**Exercise**
Write out the material exactly, leaving every picture behind.

(Extracted data entries)
------------------------------------
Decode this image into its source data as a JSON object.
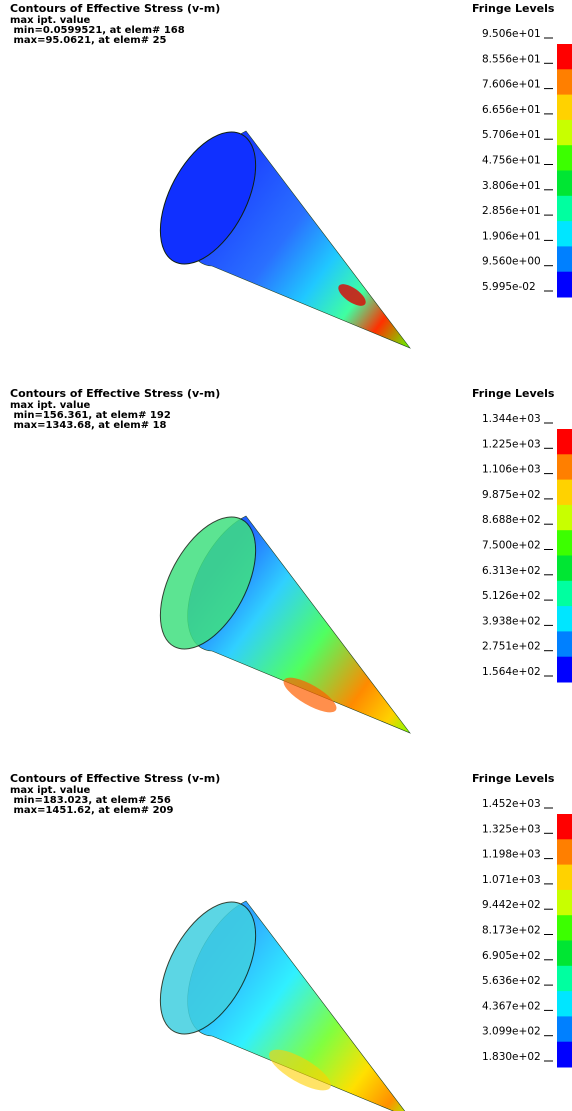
{
  "panels": [
    {
      "title": "Contours of Effective Stress (v-m)",
      "lines": [
        "max ipt. value",
        " min=0.0599521, at elem# 168",
        " max=95.0621, at elem# 25"
      ],
      "fringe_title": "Fringe Levels",
      "levels": [
        "9.506e+01",
        "8.556e+01",
        "7.606e+01",
        "6.656e+01",
        "5.706e+01",
        "4.756e+01",
        "3.806e+01",
        "2.856e+01",
        "1.906e+01",
        "9.560e+00",
        "5.995e-02"
      ]
    },
    {
      "title": "Contours of Effective Stress (v-m)",
      "lines": [
        "max ipt. value",
        " min=156.361, at elem# 192",
        " max=1343.68, at elem# 18"
      ],
      "fringe_title": "Fringe Levels",
      "levels": [
        "1.344e+03",
        "1.225e+03",
        "1.106e+03",
        "9.875e+02",
        "8.688e+02",
        "7.500e+02",
        "6.313e+02",
        "5.126e+02",
        "3.938e+02",
        "2.751e+02",
        "1.564e+02"
      ]
    },
    {
      "title": "Contours of Effective Stress (v-m)",
      "lines": [
        "max ipt. value",
        " min=183.023, at elem# 256",
        " max=1451.62, at elem# 209"
      ],
      "fringe_title": "Fringe Levels",
      "levels": [
        "1.452e+03",
        "1.325e+03",
        "1.198e+03",
        "1.071e+03",
        "9.442e+02",
        "8.173e+02",
        "6.905e+02",
        "5.636e+02",
        "4.367e+02",
        "3.099e+02",
        "1.830e+02"
      ]
    }
  ]
}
------------------------------------
**The answer**
Decode this image into its source data as a JSON object.
{
  "panels": [
    {
      "title": "Contours of Effective Stress (v-m)",
      "lines": [
        "max ipt. value",
        " min=0.0599521, at elem# 168",
        " max=95.0621, at elem# 25"
      ],
      "fringe_title": "Fringe Levels",
      "levels": [
        "9.506e+01",
        "8.556e+01",
        "7.606e+01",
        "6.656e+01",
        "5.706e+01",
        "4.756e+01",
        "3.806e+01",
        "2.856e+01",
        "1.906e+01",
        "9.560e+00",
        "5.995e-02"
      ]
    },
    {
      "title": "Contours of Effective Stress (v-m)",
      "lines": [
        "max ipt. value",
        " min=156.361, at elem# 192",
        " max=1343.68, at elem# 18"
      ],
      "fringe_title": "Fringe Levels",
      "levels": [
        "1.344e+03",
        "1.225e+03",
        "1.106e+03",
        "9.875e+02",
        "8.688e+02",
        "7.500e+02",
        "6.313e+02",
        "5.126e+02",
        "3.938e+02",
        "2.751e+02",
        "1.564e+02"
      ]
    },
    {
      "title": "Contours of Effective Stress (v-m)",
      "lines": [
        "max ipt. value",
        " min=183.023, at elem# 256",
        " max=1451.62, at elem# 209"
      ],
      "fringe_title": "Fringe Levels",
      "levels": [
        "1.452e+03",
        "1.325e+03",
        "1.198e+03",
        "1.071e+03",
        "9.442e+02",
        "8.173e+02",
        "6.905e+02",
        "5.636e+02",
        "4.367e+02",
        "3.099e+02",
        "1.830e+02"
      ]
    }
  ]
}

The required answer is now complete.